[Start of Material to process]

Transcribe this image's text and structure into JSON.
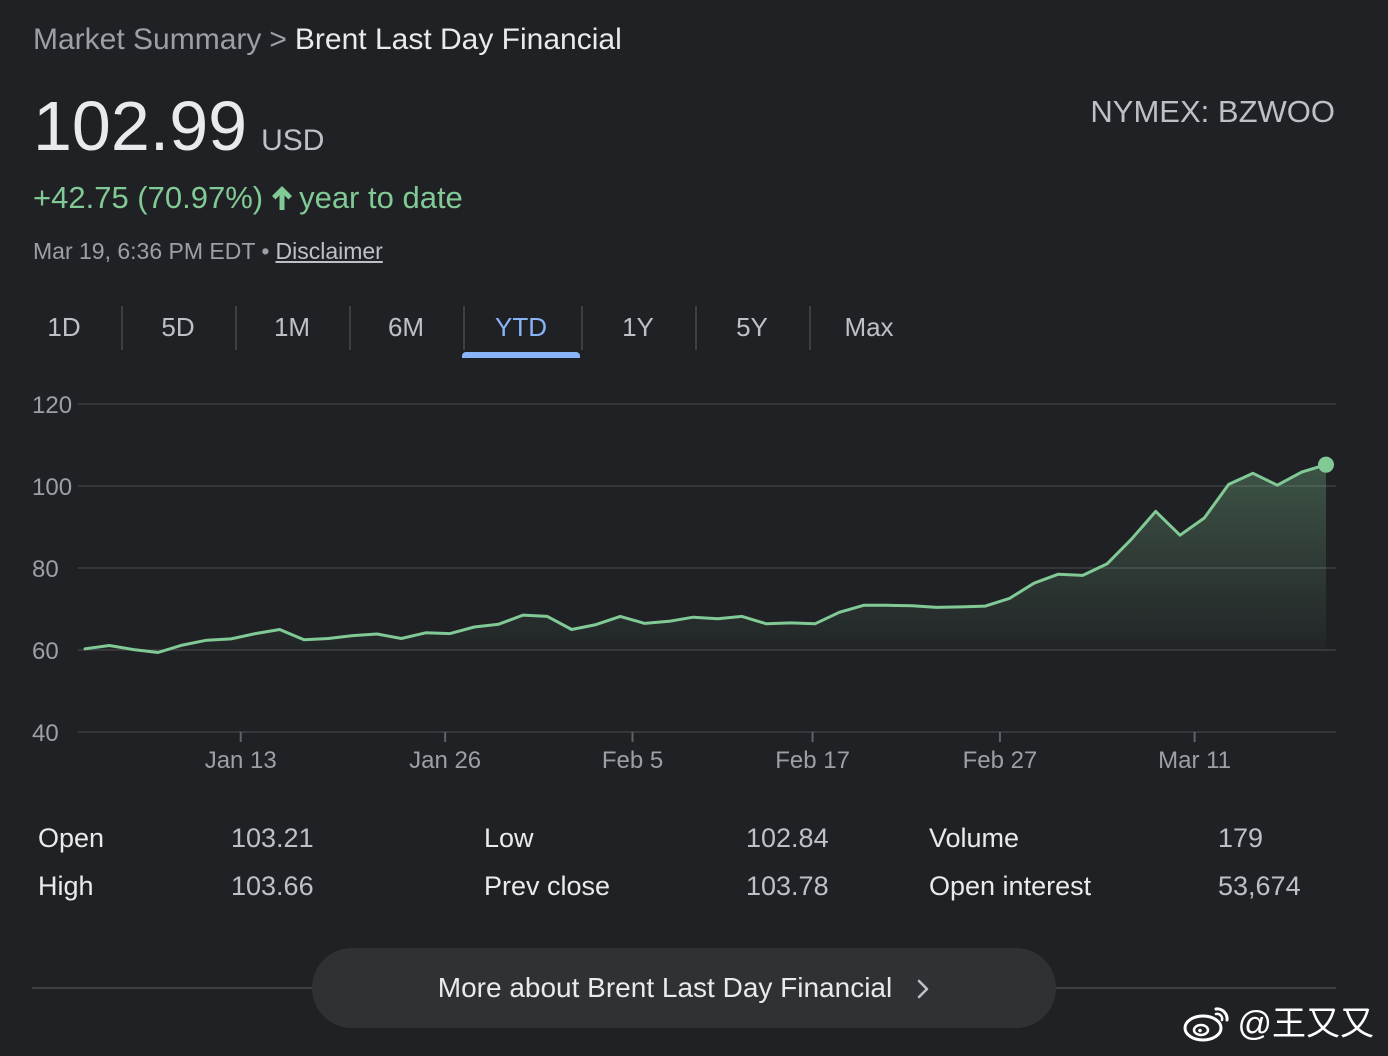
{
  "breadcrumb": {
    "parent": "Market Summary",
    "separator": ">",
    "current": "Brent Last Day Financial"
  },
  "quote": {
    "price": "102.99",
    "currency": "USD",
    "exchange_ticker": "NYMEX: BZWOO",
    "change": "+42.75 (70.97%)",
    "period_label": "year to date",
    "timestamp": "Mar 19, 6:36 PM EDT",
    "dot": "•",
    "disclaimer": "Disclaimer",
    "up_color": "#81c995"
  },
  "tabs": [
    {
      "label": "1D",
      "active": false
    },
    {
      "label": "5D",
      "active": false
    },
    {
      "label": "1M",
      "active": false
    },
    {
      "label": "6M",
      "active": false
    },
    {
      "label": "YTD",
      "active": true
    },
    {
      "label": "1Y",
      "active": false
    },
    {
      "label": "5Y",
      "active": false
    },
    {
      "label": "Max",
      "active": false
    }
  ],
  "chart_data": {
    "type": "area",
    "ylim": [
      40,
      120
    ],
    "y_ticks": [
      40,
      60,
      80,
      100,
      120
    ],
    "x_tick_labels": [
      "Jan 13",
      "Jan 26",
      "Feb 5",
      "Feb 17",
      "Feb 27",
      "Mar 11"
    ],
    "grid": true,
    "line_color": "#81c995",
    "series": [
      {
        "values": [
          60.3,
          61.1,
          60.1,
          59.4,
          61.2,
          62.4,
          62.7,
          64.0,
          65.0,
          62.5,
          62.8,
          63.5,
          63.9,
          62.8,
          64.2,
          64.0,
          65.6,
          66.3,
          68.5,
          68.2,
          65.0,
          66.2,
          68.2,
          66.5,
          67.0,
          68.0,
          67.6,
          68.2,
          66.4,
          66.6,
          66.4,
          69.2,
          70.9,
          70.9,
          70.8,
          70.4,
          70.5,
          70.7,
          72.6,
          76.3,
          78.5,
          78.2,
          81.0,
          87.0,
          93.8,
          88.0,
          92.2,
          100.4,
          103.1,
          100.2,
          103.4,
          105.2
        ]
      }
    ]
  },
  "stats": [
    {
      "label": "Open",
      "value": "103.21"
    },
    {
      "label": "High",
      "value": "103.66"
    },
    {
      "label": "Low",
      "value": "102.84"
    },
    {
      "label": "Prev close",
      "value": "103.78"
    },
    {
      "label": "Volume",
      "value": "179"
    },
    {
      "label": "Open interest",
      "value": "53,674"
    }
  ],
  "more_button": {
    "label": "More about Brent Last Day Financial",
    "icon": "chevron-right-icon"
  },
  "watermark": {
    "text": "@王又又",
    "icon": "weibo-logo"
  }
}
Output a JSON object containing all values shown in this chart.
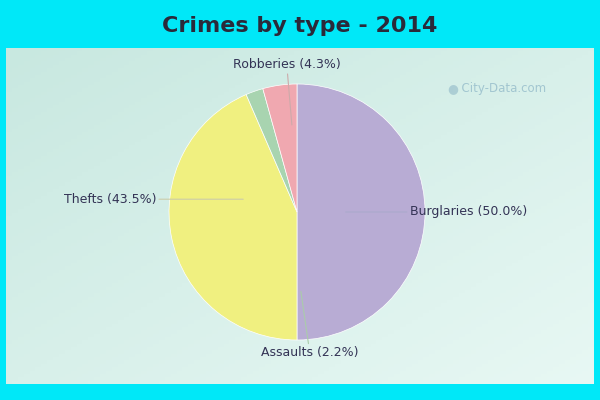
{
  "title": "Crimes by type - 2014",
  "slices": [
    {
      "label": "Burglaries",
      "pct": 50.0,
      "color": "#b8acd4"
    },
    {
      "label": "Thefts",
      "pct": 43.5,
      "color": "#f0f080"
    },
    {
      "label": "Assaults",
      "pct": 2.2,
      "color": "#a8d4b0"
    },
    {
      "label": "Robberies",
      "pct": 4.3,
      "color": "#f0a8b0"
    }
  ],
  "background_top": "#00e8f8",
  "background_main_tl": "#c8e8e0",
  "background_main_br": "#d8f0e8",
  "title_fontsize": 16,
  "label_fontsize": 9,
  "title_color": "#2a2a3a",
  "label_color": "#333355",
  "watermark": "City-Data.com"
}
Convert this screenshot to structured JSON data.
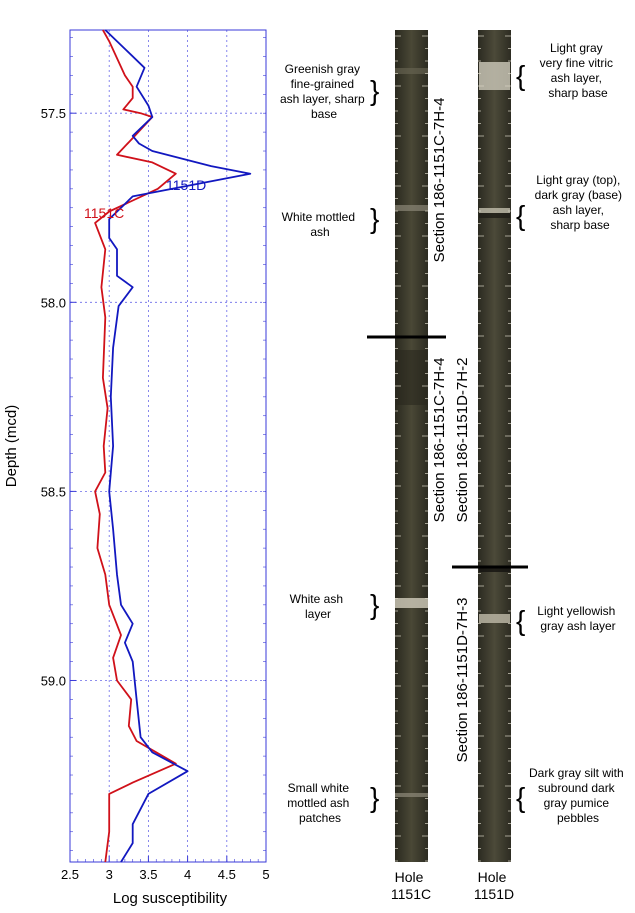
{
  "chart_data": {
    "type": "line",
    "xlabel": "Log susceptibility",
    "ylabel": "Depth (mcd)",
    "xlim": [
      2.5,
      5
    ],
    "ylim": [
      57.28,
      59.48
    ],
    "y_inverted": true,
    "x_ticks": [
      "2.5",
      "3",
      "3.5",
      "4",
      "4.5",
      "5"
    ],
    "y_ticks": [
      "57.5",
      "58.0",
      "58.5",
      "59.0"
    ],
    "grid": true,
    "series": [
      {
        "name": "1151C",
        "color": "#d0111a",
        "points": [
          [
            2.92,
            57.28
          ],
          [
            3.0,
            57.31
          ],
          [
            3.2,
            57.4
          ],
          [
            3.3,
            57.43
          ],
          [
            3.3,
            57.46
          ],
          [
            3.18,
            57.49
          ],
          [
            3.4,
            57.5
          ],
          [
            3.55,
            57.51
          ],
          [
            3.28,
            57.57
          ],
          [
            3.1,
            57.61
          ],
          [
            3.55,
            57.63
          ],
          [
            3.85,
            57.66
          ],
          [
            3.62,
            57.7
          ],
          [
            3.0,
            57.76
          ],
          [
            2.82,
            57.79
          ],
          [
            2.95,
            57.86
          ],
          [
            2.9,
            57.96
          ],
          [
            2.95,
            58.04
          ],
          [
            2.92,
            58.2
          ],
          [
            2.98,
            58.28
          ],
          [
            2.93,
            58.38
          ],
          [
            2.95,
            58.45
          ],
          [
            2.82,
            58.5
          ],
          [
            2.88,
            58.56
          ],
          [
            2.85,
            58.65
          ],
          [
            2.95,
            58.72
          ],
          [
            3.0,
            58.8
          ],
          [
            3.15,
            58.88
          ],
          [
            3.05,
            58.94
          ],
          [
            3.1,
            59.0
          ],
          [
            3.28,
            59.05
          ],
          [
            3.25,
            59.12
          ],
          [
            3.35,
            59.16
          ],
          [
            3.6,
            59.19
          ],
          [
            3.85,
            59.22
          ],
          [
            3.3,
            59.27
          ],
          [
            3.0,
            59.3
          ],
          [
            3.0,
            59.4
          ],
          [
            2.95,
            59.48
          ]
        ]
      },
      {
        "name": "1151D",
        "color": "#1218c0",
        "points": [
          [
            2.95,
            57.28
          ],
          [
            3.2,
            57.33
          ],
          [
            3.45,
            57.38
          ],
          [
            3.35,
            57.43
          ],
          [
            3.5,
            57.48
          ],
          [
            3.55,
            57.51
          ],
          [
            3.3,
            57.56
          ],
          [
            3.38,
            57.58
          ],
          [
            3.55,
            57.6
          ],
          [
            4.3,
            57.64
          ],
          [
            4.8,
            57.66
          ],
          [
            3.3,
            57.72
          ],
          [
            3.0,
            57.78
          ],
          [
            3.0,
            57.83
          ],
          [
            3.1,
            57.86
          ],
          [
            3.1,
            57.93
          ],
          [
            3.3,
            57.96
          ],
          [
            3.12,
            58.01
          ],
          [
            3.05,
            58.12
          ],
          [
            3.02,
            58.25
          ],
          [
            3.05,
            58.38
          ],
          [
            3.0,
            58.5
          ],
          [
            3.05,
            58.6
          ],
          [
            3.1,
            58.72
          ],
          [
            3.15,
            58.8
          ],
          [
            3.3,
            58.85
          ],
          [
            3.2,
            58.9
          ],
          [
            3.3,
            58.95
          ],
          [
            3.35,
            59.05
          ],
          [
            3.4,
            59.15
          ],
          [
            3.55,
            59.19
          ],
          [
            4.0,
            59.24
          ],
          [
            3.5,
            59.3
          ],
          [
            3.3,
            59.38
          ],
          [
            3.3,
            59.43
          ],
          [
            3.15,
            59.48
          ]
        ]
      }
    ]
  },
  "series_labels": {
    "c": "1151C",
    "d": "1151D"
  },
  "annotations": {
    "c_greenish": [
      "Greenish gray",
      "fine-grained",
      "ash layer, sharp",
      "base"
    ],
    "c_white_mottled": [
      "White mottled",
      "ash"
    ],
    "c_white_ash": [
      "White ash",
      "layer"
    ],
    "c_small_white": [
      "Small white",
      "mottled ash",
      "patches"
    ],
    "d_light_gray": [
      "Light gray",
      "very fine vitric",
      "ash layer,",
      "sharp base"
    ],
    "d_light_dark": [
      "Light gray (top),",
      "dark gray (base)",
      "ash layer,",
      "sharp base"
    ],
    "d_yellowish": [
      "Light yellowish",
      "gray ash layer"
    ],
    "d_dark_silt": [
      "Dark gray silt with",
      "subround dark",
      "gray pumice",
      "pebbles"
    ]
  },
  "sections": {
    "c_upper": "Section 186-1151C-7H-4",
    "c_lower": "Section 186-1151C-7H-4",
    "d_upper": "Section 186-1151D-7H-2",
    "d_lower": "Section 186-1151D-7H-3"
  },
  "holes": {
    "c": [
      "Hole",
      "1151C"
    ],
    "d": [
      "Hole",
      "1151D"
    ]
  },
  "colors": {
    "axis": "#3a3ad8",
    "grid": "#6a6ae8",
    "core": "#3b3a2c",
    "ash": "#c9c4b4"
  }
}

[End of Material to process]
[Start of Material to process]

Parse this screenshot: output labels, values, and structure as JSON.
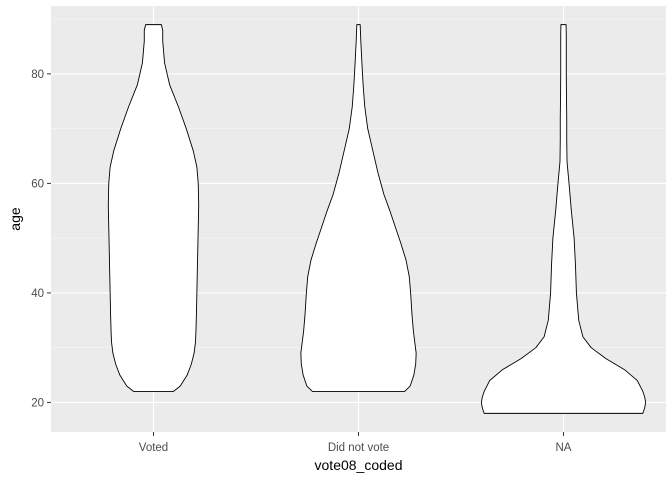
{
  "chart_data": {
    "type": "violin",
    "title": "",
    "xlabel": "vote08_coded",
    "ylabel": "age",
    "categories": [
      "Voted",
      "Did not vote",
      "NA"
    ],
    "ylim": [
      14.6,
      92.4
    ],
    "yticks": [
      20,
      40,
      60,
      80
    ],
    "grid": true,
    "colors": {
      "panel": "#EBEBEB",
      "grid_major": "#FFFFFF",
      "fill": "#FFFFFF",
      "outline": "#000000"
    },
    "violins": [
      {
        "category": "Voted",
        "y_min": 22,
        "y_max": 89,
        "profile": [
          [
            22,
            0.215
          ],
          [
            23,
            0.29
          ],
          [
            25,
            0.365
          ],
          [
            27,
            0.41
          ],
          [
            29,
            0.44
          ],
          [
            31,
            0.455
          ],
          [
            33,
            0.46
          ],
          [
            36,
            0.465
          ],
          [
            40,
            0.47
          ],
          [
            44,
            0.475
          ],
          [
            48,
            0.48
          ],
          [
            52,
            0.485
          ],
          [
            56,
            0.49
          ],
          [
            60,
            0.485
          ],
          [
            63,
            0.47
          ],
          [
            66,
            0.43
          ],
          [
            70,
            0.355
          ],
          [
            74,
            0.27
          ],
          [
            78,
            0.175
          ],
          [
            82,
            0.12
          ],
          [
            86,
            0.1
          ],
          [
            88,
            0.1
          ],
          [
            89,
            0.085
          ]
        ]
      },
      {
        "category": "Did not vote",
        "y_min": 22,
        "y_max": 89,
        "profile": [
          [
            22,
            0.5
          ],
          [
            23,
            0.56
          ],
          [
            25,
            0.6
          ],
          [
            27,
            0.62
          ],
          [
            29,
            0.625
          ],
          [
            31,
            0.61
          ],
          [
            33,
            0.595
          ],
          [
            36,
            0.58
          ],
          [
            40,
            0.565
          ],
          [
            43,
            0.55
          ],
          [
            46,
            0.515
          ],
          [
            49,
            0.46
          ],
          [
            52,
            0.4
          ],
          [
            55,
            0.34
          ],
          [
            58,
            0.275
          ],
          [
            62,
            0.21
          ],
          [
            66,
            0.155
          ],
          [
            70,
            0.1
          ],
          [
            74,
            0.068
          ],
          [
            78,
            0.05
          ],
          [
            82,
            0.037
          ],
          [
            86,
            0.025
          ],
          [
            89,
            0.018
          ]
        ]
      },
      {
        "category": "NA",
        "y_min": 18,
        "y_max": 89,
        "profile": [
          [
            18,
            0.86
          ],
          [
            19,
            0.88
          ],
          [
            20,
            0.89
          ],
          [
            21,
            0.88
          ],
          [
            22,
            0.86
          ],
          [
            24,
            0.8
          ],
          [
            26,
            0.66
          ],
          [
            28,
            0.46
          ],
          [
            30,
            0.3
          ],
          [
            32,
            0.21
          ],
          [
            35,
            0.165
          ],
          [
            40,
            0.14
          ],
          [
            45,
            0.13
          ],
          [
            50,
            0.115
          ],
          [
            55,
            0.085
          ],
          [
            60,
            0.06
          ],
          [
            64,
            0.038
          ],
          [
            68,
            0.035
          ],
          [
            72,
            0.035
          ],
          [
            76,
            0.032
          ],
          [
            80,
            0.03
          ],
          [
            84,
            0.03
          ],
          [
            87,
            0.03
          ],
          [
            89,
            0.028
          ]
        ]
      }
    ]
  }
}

[End of Material to process]

= Exercise =
Tally the lines in the records above that contain the word "Financial", and give only that number.

= Reply to the task =
2